### EXERCISE DIRECTIONS
Show, in full, each line of the data that contains "tavi".

— Start of DATA TO PROCESS —

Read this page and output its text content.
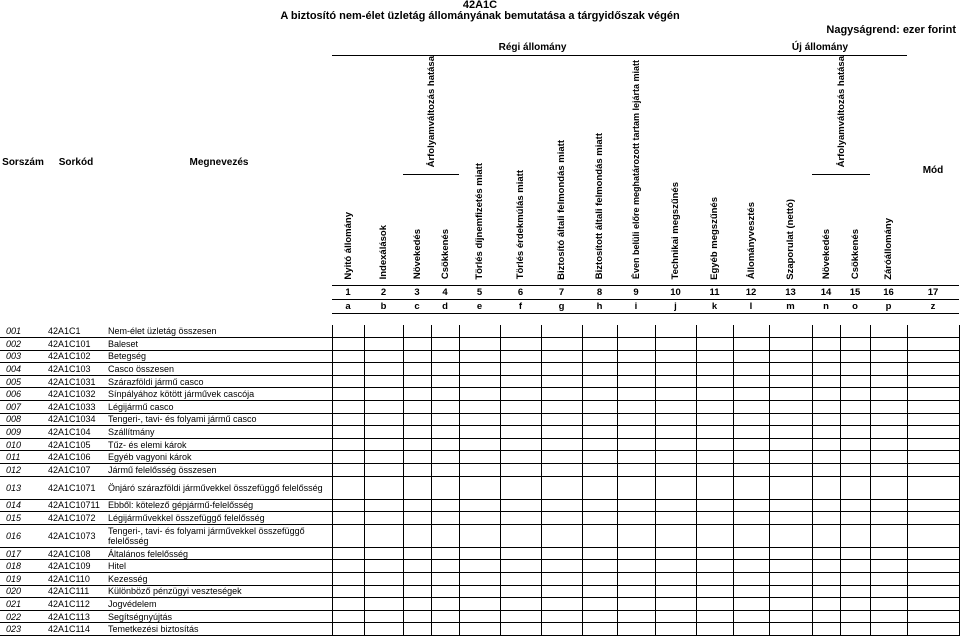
42A1C
A biztosító nem-élet üzletág állományának bemutatása a tárgyidőszak végén
Nagyságrend: ezer forint
Sorszám	Sorkód	Megnevezés	Régi állomány											Új állomány					
			Nyitó állomány	Indexálások	Árfolyamváltozás hatása		Törlés díjnemfizetés miatt	Törlés érdekmúlás miatt	Biztosító általi felmondás miatt	Biztosított általi felmondás miatt	Éven belüli előre meghatározott tartam lejárta miatt	Technikai megszűnés	Egyéb megszűnés	Állományvesztés	Szaporulat (nettó)	Árfolyamváltozás hatása		Záróállomány	Mód
					Növekedés	Csökkenés										Növekedés	Csökkenés		
			1	2	3	4	5	6	7	8	9	10	11	12	13	14	15	16	17
			a	b	c	d	e	f	g	h	i	j	k	l	m	n	o	p	z

001	42A1C1	Nem-élet üzletág összesen																	
002	42A1C101	Baleset																	
003	42A1C102	Betegség																	
004	42A1C103	Casco összesen																	
005	42A1C1031	Szárazföldi jármű casco																	
006	42A1C1032	Sínpályához kötött járművek cascója																	
007	42A1C1033	Légijármű casco																	
008	42A1C1034	Tengeri-, tavi- és folyami jármű casco																	
009	42A1C104	Szállítmány																	
010	42A1C105	Tűz- és elemi károk																	
011	42A1C106	Egyéb vagyoni károk																	
012	42A1C107	Jármű felelősség összesen																	
013	42A1C1071	Önjáró szárazföldi járművekkel összefüggő felelősség																	
014	42A1C10711	Ebből: kötelező gépjármű-felelősség																	
015	42A1C1072	Légijárművekkel összefüggő felelősség																	
016	42A1C1073	Tengeri-, tavi- és folyami járművekkel összefüggő felelősség																	
017	42A1C108	Általános felelősség																	
018	42A1C109	Hitel																	
019	42A1C110	Kezesség																	
020	42A1C111	Különböző pénzügyi veszteségek																	
021	42A1C112	Jogvédelem																	
022	42A1C113	Segítségnyújtás																	
023	42A1C114	Temetkezési biztosítás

— End of DATA TO PROCESS —

### RESPONSE
008	42A1C1034	Tengeri-, tavi- és folyami jármű casco																	
016	42A1C1073	Tengeri-, tavi- és folyami járművekkel összefüggő felelősség																	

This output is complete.